→ **Your task**
Please quote every line of the listing below word for word.

____ Provided information

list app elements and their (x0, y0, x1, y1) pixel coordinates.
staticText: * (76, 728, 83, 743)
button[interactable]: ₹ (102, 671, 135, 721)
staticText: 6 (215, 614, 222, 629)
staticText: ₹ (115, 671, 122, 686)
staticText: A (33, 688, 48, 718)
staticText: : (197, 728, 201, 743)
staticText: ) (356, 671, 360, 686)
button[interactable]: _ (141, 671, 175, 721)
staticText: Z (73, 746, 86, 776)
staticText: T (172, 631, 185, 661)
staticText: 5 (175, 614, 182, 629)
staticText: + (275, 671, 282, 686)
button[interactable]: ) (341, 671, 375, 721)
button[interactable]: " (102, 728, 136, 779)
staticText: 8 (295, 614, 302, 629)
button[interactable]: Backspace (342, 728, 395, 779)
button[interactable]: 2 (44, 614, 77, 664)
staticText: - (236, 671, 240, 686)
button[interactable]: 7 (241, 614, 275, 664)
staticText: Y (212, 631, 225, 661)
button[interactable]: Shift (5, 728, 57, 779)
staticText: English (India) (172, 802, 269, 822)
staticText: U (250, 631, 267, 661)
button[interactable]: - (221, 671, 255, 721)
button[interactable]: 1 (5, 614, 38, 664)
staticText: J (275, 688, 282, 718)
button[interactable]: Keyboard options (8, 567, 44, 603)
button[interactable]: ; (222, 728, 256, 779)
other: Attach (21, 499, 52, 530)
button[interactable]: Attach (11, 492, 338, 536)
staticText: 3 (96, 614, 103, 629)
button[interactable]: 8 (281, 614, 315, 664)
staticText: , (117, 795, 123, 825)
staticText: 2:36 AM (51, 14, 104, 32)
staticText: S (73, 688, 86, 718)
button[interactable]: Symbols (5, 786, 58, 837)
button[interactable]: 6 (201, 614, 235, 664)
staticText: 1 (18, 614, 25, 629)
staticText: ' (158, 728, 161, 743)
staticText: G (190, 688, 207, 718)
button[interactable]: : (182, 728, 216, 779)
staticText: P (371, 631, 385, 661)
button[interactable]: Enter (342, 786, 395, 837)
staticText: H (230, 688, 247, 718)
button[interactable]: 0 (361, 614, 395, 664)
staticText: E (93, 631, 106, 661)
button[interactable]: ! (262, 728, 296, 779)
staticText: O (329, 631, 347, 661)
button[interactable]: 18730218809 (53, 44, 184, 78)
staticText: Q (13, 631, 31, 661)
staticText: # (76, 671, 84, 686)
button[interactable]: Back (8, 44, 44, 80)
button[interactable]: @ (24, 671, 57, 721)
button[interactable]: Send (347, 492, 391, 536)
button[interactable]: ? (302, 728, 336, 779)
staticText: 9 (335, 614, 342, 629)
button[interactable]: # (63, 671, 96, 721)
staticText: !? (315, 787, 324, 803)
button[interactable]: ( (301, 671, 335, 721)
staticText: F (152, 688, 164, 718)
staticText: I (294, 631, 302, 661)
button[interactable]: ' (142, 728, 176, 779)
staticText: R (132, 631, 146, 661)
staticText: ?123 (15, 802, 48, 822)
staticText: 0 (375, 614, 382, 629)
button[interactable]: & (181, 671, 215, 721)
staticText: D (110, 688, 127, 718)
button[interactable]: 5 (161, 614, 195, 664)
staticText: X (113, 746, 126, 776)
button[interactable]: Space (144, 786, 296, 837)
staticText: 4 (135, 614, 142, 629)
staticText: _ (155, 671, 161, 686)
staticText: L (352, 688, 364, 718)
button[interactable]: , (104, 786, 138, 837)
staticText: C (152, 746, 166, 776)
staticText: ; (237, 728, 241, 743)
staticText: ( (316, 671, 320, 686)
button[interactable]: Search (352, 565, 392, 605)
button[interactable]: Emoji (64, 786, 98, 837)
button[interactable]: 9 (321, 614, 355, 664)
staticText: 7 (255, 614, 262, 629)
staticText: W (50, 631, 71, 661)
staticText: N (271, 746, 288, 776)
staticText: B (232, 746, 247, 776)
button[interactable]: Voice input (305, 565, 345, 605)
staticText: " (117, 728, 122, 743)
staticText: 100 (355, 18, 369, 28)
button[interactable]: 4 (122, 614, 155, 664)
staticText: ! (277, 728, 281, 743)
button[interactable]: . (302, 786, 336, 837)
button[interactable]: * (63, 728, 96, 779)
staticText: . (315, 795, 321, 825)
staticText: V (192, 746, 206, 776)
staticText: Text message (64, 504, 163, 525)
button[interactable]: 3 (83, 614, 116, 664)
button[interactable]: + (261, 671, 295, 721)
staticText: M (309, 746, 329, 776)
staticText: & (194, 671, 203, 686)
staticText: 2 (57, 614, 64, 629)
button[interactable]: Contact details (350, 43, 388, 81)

________

→ **Response**
list app elements and their (x0, y0, x1, y1) pixel coordinates.
staticText: * (76, 728, 83, 743)
button[interactable]: ₹ (102, 671, 135, 721)
staticText: 6 (215, 614, 222, 629)
staticText: ₹ (115, 671, 122, 686)
staticText: A (33, 688, 48, 718)
staticText: : (197, 728, 201, 743)
staticText: ) (356, 671, 360, 686)
button[interactable]: _ (141, 671, 175, 721)
staticText: Z (73, 746, 86, 776)
staticText: T (172, 631, 185, 661)
staticText: 5 (175, 614, 182, 629)
staticText: + (275, 671, 282, 686)
button[interactable]: ) (341, 671, 375, 721)
button[interactable]: " (102, 728, 136, 779)
staticText: 8 (295, 614, 302, 629)
button[interactable]: Backspace (342, 728, 395, 779)
button[interactable]: 2 (44, 614, 77, 664)
staticText: - (236, 671, 240, 686)
button[interactable]: 7 (241, 614, 275, 664)
staticText: Y (212, 631, 225, 661)
button[interactable]: Shift (5, 728, 57, 779)
staticText: English (India) (172, 802, 269, 822)
staticText: U (250, 631, 267, 661)
button[interactable]: - (221, 671, 255, 721)
button[interactable]: 1 (5, 614, 38, 664)
staticText: J (275, 688, 282, 718)
button[interactable]: Keyboard options (8, 567, 44, 603)
button[interactable]: ; (222, 728, 256, 779)
other: Attach (21, 499, 52, 530)
button[interactable]: Attach (11, 492, 338, 536)
staticText: 3 (96, 614, 103, 629)
button[interactable]: 8 (281, 614, 315, 664)
staticText: , (117, 795, 123, 825)
staticText: 2:36 AM (51, 14, 104, 32)
staticText: S (73, 688, 86, 718)
button[interactable]: Symbols (5, 786, 58, 837)
button[interactable]: 6 (201, 614, 235, 664)
staticText: 1 (18, 614, 25, 629)
staticText: ' (158, 728, 161, 743)
staticText: G (190, 688, 207, 718)
button[interactable]: : (182, 728, 216, 779)
staticText: P (371, 631, 385, 661)
button[interactable]: Enter (342, 786, 395, 837)
staticText: H (230, 688, 247, 718)
button[interactable]: 0 (361, 614, 395, 664)
staticText: E (93, 631, 106, 661)
button[interactable]: ! (262, 728, 296, 779)
staticText: O (329, 631, 347, 661)
button[interactable]: 18730218809 (53, 44, 184, 78)
staticText: Q (13, 631, 31, 661)
staticText: # (76, 671, 84, 686)
button[interactable]: Back (8, 44, 44, 80)
button[interactable]: @ (24, 671, 57, 721)
button[interactable]: Send (347, 492, 391, 536)
button[interactable]: ? (302, 728, 336, 779)
staticText: 9 (335, 614, 342, 629)
button[interactable]: # (63, 671, 96, 721)
staticText: !? (315, 787, 324, 803)
button[interactable]: ( (301, 671, 335, 721)
staticText: F (152, 688, 164, 718)
staticText: I (294, 631, 302, 661)
button[interactable]: ' (142, 728, 176, 779)
staticText: R (132, 631, 146, 661)
staticText: ?123 (15, 802, 48, 822)
staticText: 0 (375, 614, 382, 629)
button[interactable]: & (181, 671, 215, 721)
staticText: D (110, 688, 127, 718)
button[interactable]: 5 (161, 614, 195, 664)
staticText: X (113, 746, 126, 776)
button[interactable]: Space (144, 786, 296, 837)
staticText: 4 (135, 614, 142, 629)
staticText: _ (155, 671, 161, 686)
staticText: L (352, 688, 364, 718)
button[interactable]: , (104, 786, 138, 837)
staticText: C (152, 746, 166, 776)
staticText: ; (237, 728, 241, 743)
staticText: ( (316, 671, 320, 686)
button[interactable]: Search (352, 565, 392, 605)
button[interactable]: Emoji (64, 786, 98, 837)
button[interactable]: 9 (321, 614, 355, 664)
staticText: 7 (255, 614, 262, 629)
staticText: W (50, 631, 71, 661)
staticText: N (271, 746, 288, 776)
staticText: B (232, 746, 247, 776)
button[interactable]: Voice input (305, 565, 345, 605)
staticText: " (117, 728, 122, 743)
staticText: 100 (355, 18, 369, 28)
button[interactable]: 4 (122, 614, 155, 664)
staticText: ! (277, 728, 281, 743)
button[interactable]: . (302, 786, 336, 837)
button[interactable]: * (63, 728, 96, 779)
staticText: . (315, 795, 321, 825)
staticText: V (192, 746, 206, 776)
staticText: Text message (64, 504, 163, 525)
button[interactable]: 3 (83, 614, 116, 664)
button[interactable]: + (261, 671, 295, 721)
staticText: M (309, 746, 329, 776)
staticText: & (194, 671, 203, 686)
staticText: 2 (57, 614, 64, 629)
button[interactable]: Contact details (350, 43, 388, 81)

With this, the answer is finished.